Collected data
□ □ □ □ □ □ □
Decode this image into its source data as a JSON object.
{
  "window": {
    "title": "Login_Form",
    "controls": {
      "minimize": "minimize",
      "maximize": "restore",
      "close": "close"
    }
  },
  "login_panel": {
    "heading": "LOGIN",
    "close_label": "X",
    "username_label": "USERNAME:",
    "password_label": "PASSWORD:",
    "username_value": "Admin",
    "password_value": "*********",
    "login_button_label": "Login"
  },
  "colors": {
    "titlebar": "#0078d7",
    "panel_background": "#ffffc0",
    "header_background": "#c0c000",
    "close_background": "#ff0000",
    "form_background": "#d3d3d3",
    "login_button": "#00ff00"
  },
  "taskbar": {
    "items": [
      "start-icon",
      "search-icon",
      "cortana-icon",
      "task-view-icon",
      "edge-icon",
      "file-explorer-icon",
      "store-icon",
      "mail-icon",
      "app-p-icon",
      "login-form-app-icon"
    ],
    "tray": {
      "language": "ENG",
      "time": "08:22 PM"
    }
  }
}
□ □ □ □ □ □ □
Reproduce the listing in full. Keep it exactly as written.

Decode this image into its source data as a JSON object.
{
  "window": {
    "title": "Login_Form",
    "controls": {
      "minimize": "minimize",
      "maximize": "restore",
      "close": "close"
    }
  },
  "login_panel": {
    "heading": "LOGIN",
    "close_label": "X",
    "username_label": "USERNAME:",
    "password_label": "PASSWORD:",
    "username_value": "Admin",
    "password_value": "*********",
    "login_button_label": "Login"
  },
  "colors": {
    "titlebar": "#0078d7",
    "panel_background": "#ffffc0",
    "header_background": "#c0c000",
    "close_background": "#ff0000",
    "form_background": "#d3d3d3",
    "login_button": "#00ff00"
  },
  "taskbar": {
    "items": [
      "start-icon",
      "search-icon",
      "cortana-icon",
      "task-view-icon",
      "edge-icon",
      "file-explorer-icon",
      "store-icon",
      "mail-icon",
      "app-p-icon",
      "login-form-app-icon"
    ],
    "tray": {
      "language": "ENG",
      "time": "08:22 PM"
    }
  }
}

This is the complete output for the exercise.